* **WHAT YOU SHOULD DO**
Reproduce the review of "The Talented Mr. Ripley" below in full, word for word, from its headline to its final sentence.

Damon scores in risky Ripley role
January 14, 2000
Even if Matt Damon doesn’t receive an Oscar or even a nod from the Academy for his turn as “The Talented Mr. Ripley,” he’s already made great strides toward being recognized as a real actor instead of just The Flavor of the Month.
In “Mr. Ripley,” a take-off of Patricia Highsmith’s series of novels about the murderous sociopath, Damon trashed his pretty-boy image, and any moviegoer who sees his performance won’t think of Damon as “Good Will Hunting” anymore.
The story takes place in the 1950s. Damon plays Tom Ripley, a loser who plays piano bars. As the ads proclaim, Ripley’s a real nobody, and he’d rather be a fake somebody than a real nobody.
Although Ripley doesn’t appear to have any future to look forward to, he’s not without his gifts: The perfect charlatan, he can imitate voices and virtually “change” from his shy, nebbish young man into anybody he wants.
His fakery starts when he meets the father of Dickie Greenleaf (Jude Law, “Gattaca”). The young Greenleaf is a notorious playboy and has taken off to Italy, where he spends his days drinking, listening to jazz and getting the local ladies pregnant.
Ripley convinces the senior Greenleaf that he went to Princeton with his son (of course, he didn’t), and Ripley is commissioned to go to Italy and try to bring Dickie back, away from his posh lifestyle and back to the real world.

* **DATA SECTION**
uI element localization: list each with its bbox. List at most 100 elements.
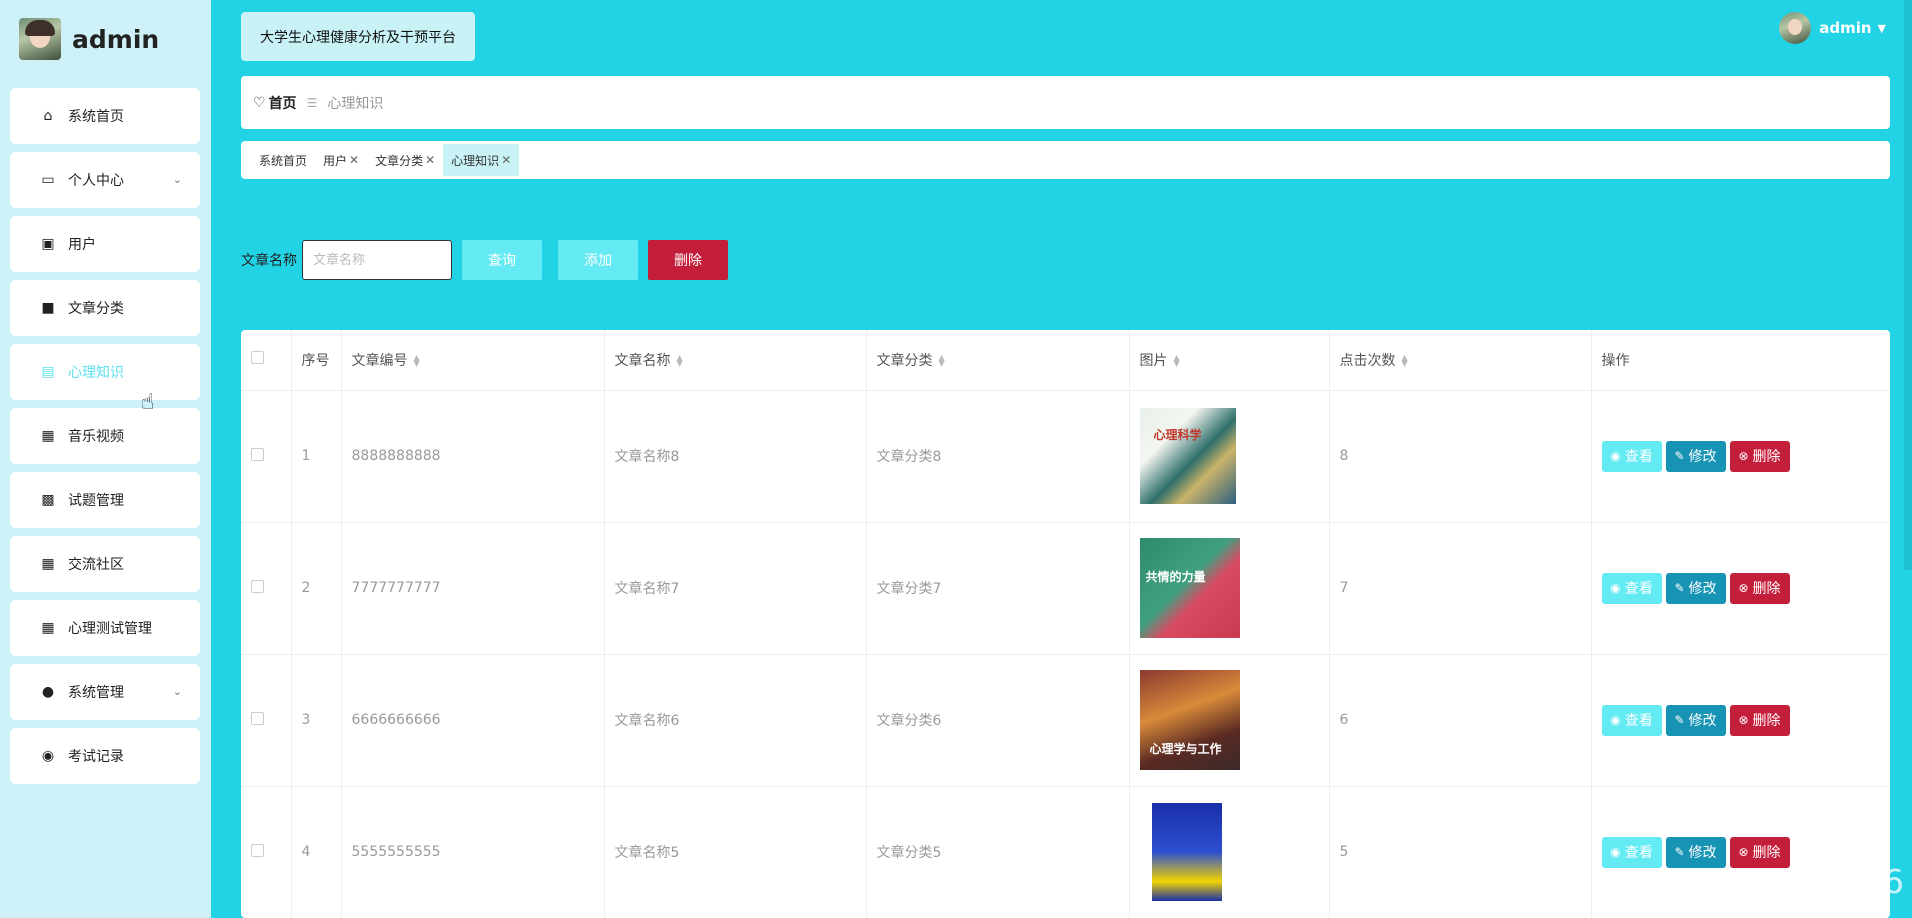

* **REPLY**
Damon scores in risky Ripley role
January 14, 2000
Even if Matt Damon doesn’t receive an Oscar or even a nod from the Academy for his turn as “The Talented Mr. Ripley,” he’s already made great strides toward being recognized as a real actor instead of just The Flavor of the Month.
In “Mr. Ripley,” a take-off of Patricia Highsmith’s series of novels about the murderous sociopath, Damon trashed his pretty-boy image, and any moviegoer who sees his performance won’t think of Damon as “Good Will Hunting” anymore.
The story takes place in the 1950s. Damon plays Tom Ripley, a loser who plays piano bars. As the ads proclaim, Ripley’s a real nobody, and he’d rather be a fake somebody than a real nobody.
Although Ripley doesn’t appear to have any future to look forward to, he’s not without his gifts: The perfect charlatan, he can imitate voices and virtually “change” from his shy, nebbish young man into anybody he wants.
His fakery starts when he meets the father of Dickie Greenleaf (Jude Law, “Gattaca”). The young Greenleaf is a notorious playboy and has taken off to Italy, where he spends his days drinking, listening to jazz and getting the local ladies pregnant.
Ripley convinces the senior Greenleaf that he went to Princeton with his son (of course, he didn’t), and Ripley is commissioned to go to Italy and try to bring Dickie back, away from his posh lifestyle and back to the real world.